Goal 1.
Convert the records, from their first line through the line containing "x-tick-label: 350 [554, 435, 575, 448]" (both included), into a Markdown table with the columns Row and Line, numbering each row and leaving out blank lines.

Quoted passage.
--------------------
Ask HN: What is your ideal code coverage in terms of percentage? - mrburton
Do you think it should be a 100%? 50%? 75%?<p>Share what you think and why!
======
mikeluby
To me, it's less about a specific number and more about ensuring all core
logic is covered. You can hit your coverage goals by by testing
getters/setters for example, but that doesn't mean that your coverage is
effective.

Having core business logic covered will give you the confidence in fixing,
refactoring, updating those key pieces of the application.

------
taylodl
Anecdotally speaking, by the time you've tested the prevalent happy paths and
unhappy paths, you will have covered roughly 70% of your code. So a code base
having less than 70% coverage would be a "smell" to me in terms of adequate
testing. The remaining code will be tested as-needed using _Maintenance Driven
Development_ \- see [https://taylodl.wordpress.com/2012/07/21/maintenance-
driven-...](https://taylodl.wordpress.com/2012/07/21/maintenance-driven-
development/)

------
davismwfl
Depends on the type of code and what it is. e.g. an embedded device should
likely have better code coverage than say a CRUD application on the web. Even
on an embedded device though, it is typically less than 100%, unless the
device is safety critical.

Personally in order of most to least code coverage as my own general rule:
Safety critical code, embedded device, mobile application, desktop application
than web application. Not because web isn't important, but it is far easier
and cost effective to address issues.

I'd say the code coverage percentage (if you will) goes hand in hand with a
few factors, criticality of the code, sophistication of the team and the
business risk of errors (even from a marketing perspective).

I've worked on safety critical devices that should have had 100% code coverage
that didn't, and worked on web based marketing apps where 100% code coverage
was mandated because we lost money and customer confidence if any piece
failed.

Personally I have seen a pattern with the more senior the team makeup, it
seems like the less total code coverage but the testing is more thorough and
targeted. I honestly think this goes more based on trust within the team then
just pure time behind the keyboard. I have also seen it bite teams too, so not
sure it is the "smart" choice.
--------------------
Data extract.

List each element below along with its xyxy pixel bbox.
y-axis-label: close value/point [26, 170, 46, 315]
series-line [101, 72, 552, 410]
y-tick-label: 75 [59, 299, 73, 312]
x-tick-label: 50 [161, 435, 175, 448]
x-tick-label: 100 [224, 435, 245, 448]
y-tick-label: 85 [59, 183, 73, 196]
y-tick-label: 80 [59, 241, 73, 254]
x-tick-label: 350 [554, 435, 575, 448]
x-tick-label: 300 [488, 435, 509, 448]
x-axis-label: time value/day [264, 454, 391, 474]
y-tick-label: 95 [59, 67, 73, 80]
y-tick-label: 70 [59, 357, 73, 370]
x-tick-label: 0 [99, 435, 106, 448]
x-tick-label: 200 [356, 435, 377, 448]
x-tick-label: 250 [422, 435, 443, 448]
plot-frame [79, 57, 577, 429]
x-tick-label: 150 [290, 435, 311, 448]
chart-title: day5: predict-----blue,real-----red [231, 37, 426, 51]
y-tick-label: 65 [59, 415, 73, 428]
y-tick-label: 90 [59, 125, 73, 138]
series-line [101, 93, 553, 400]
--------------------
Goal 2.
Transcribe verbatim the part of the code coverage thread that opens with the words "Personally in order" and closes with "a marketing perspective).".

Correct result 1.
| Row | Line |
|---|---|
| 1 | List each element below along with its xyxy pixel bbox. |
| 2 | y-axis-label: close value/point [26, 170, 46, 315] |
| 3 | series-line [101, 72, 552, 410] |
| 4 | y-tick-label: 75 [59, 299, 73, 312] |
| 5 | x-tick-label: 50 [161, 435, 175, 448] |
| 6 | x-tick-label: 100 [224, 435, 245, 448] |
| 7 | y-tick-label: 85 [59, 183, 73, 196] |
| 8 | y-tick-label: 80 [59, 241, 73, 254] |
| 9 | x-tick-label: 350 [554, 435, 575, 448] |

Correct result 2.
Personally in order of most to least code coverage as my own general rule:
Safety critical code, embedded device, mobile application, desktop application
than web application. Not because web isn't important, but it is far easier
and cost effective to address issues.

I'd say the code coverage percentage (if you will) goes hand in hand with a
few factors, criticality of the code, sophistication of the team and the
business risk of errors (even from a marketing perspective).